The records below must be written out exactly, with every picture left behind.
══════════════════════════════
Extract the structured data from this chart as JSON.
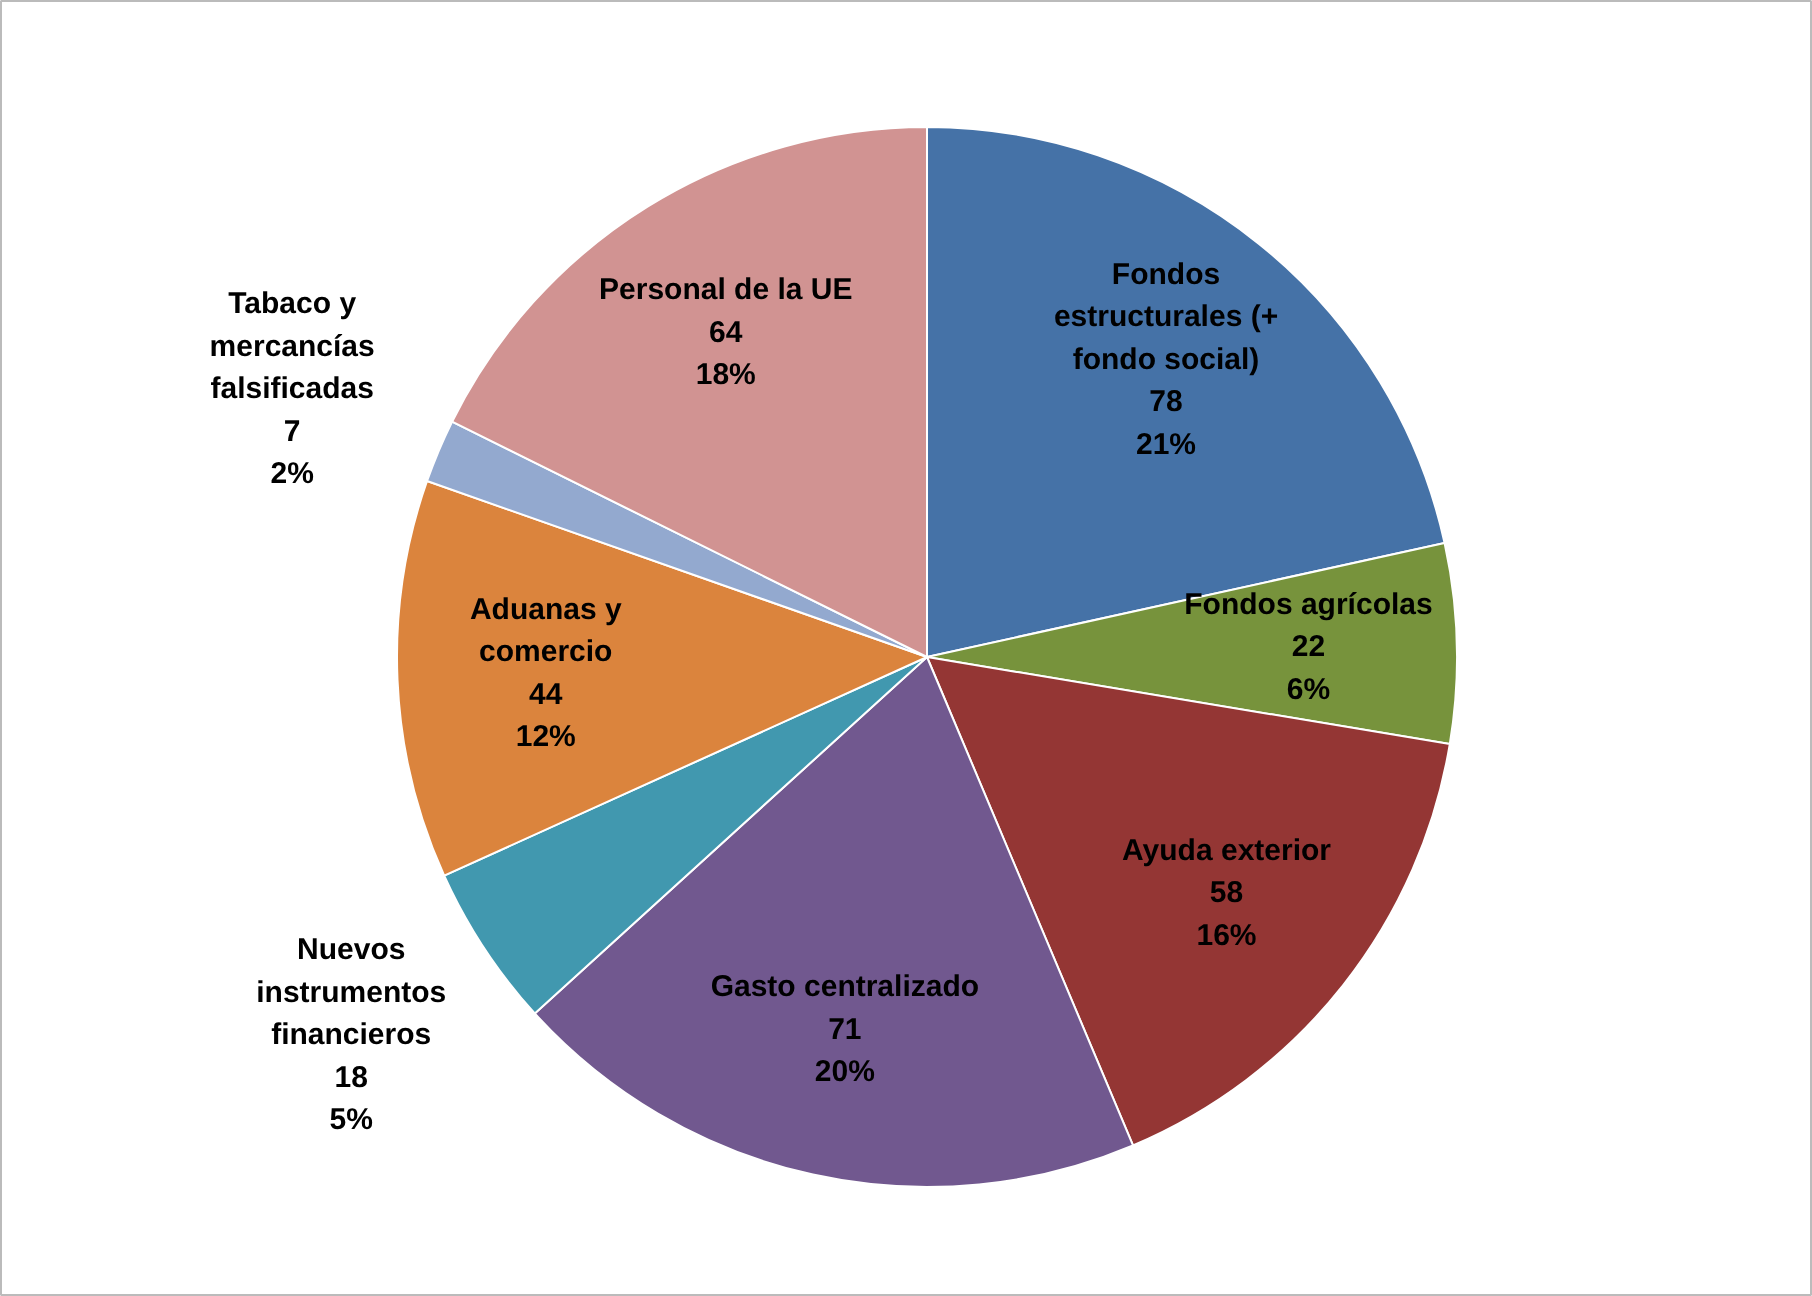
{
  "chart_data": {
    "type": "pie",
    "categories": [
      "Fondos\nestructurales (+\nfondo social)",
      "Fondos agrícolas",
      "Ayuda exterior",
      "Gasto centralizado",
      "Nuevos\ninstrumentos\nfinancieros",
      "Aduanas y\ncomercio",
      "Tabaco y\nmercancías\nfalsificadas",
      "Personal de la UE"
    ],
    "values": [
      78,
      22,
      58,
      71,
      18,
      44,
      7,
      64
    ],
    "value_labels": [
      "78\n21%",
      "22\n6%",
      "58\n16%",
      "71\n20%",
      "18\n5%",
      "44\n12%",
      "7\n2%",
      "64\n18%"
    ],
    "colors": [
      "#4572a7",
      "#77933c",
      "#943634",
      "#71588f",
      "#4198af",
      "#db843d",
      "#93a9cf",
      "#d19392"
    ]
  }
}
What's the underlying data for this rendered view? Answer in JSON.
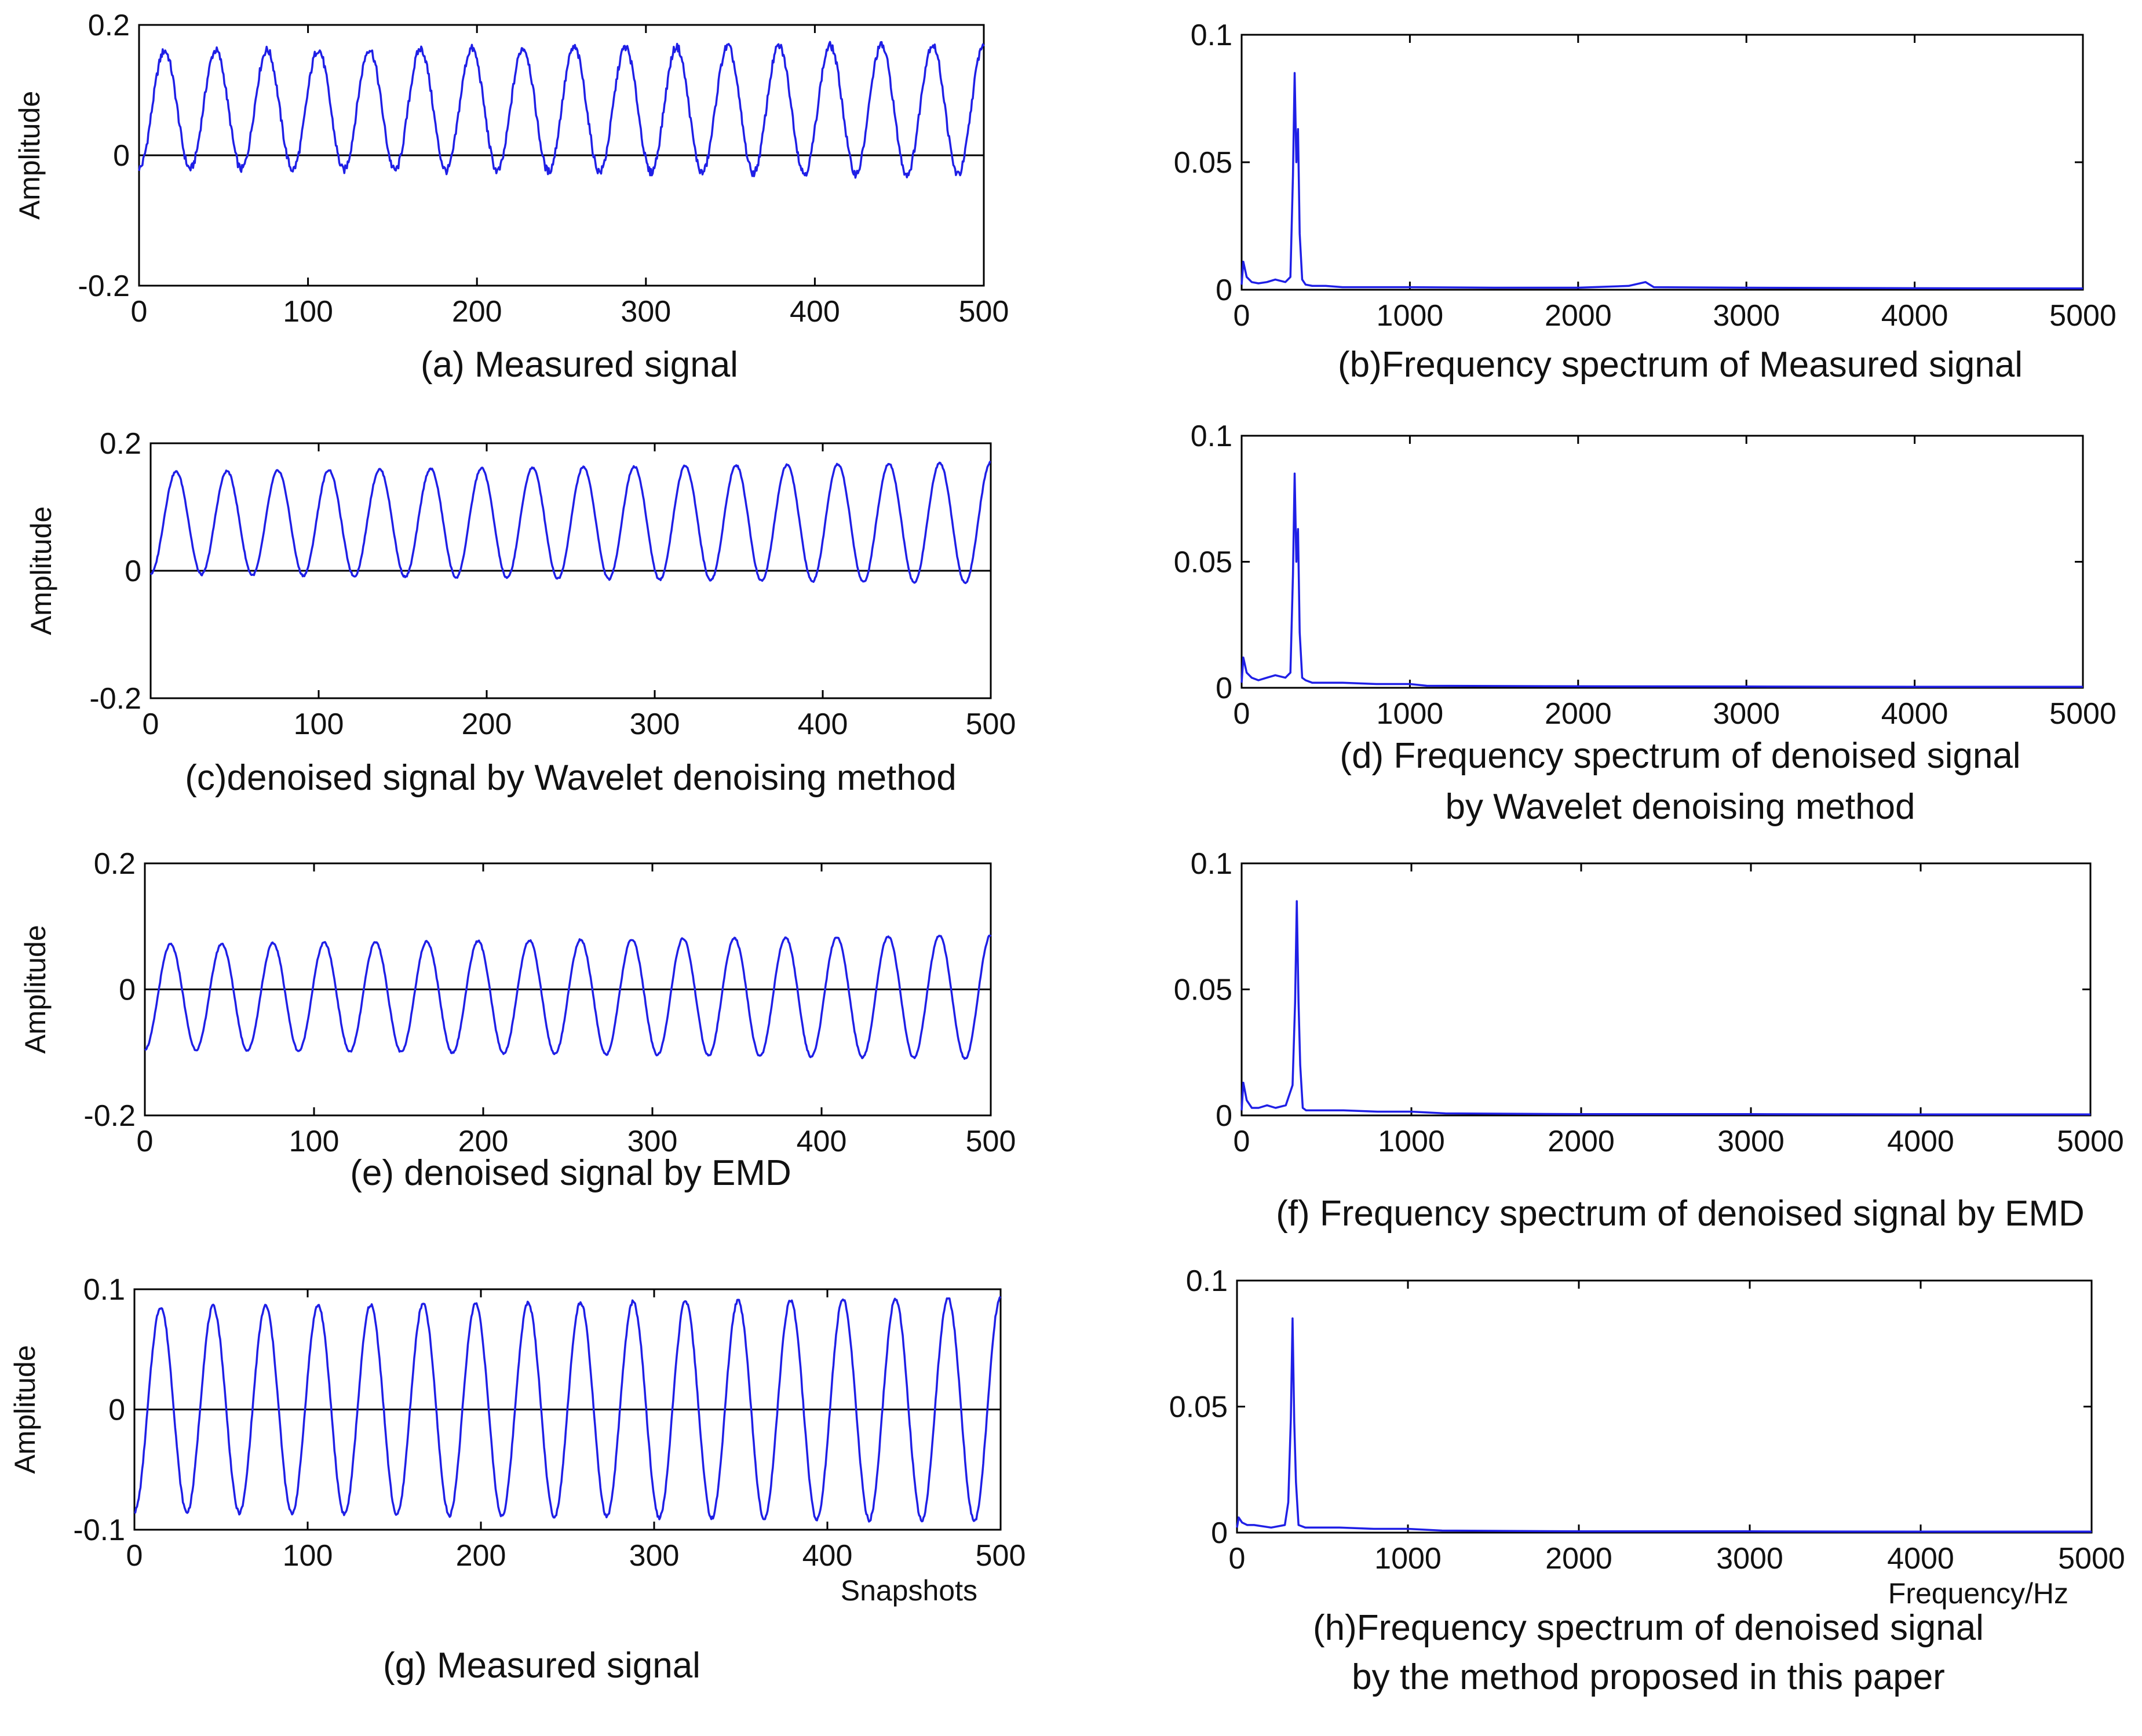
══════════════════════════════
**RESULT OF THE EXERCISE**
Extract the structured data from this chart as JSON.
{
  "chart_data": {
    "type": "pie",
    "categories": [
      "Fondos\nestructurales (+\nfondo social)",
      "Fondos agrícolas",
      "Ayuda exterior",
      "Gasto centralizado",
      "Nuevos\ninstrumentos\nfinancieros",
      "Aduanas y\ncomercio",
      "Tabaco y\nmercancías\nfalsificadas",
      "Personal de la UE"
    ],
    "values": [
      78,
      22,
      58,
      71,
      18,
      44,
      7,
      64
    ],
    "value_labels": [
      "78\n21%",
      "22\n6%",
      "58\n16%",
      "71\n20%",
      "18\n5%",
      "44\n12%",
      "7\n2%",
      "64\n18%"
    ],
    "colors": [
      "#4572a7",
      "#77933c",
      "#943634",
      "#71588f",
      "#4198af",
      "#db843d",
      "#93a9cf",
      "#d19392"
    ]
  }
}
What's the underlying data for this rendered view? Answer in JSON.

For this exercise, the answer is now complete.